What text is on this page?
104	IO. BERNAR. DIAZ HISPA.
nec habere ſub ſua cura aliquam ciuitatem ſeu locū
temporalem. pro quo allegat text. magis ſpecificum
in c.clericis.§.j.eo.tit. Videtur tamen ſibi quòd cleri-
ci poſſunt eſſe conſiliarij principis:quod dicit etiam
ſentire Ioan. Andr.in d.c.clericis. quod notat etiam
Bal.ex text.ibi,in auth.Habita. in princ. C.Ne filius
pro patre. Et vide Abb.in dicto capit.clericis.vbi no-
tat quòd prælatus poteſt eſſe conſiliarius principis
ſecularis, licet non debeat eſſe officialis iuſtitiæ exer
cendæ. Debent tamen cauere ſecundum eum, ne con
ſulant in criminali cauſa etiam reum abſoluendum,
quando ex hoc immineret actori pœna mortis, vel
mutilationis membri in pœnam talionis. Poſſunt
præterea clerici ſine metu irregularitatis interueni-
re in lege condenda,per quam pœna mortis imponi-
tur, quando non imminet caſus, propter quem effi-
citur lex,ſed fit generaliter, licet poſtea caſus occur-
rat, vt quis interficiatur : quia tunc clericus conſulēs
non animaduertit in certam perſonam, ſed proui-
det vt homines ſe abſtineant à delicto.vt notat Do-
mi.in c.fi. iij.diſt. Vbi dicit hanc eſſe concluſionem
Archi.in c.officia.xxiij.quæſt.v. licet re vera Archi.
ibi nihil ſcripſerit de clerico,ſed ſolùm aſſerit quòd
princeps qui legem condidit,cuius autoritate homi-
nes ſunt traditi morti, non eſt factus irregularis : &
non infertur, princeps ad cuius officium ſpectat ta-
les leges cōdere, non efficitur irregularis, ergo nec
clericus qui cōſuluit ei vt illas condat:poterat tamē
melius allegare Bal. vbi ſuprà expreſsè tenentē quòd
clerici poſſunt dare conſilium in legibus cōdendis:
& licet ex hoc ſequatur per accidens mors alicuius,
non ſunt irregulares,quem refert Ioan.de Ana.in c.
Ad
◆ ◆ ◆
Gather each line of the records holding the string "clericus".

**Exercise response**
rat, vt quis interficiatur : quia tunc clericus conſulēs
clericus qui cōſuluit ei vt illas condat:poterat tamē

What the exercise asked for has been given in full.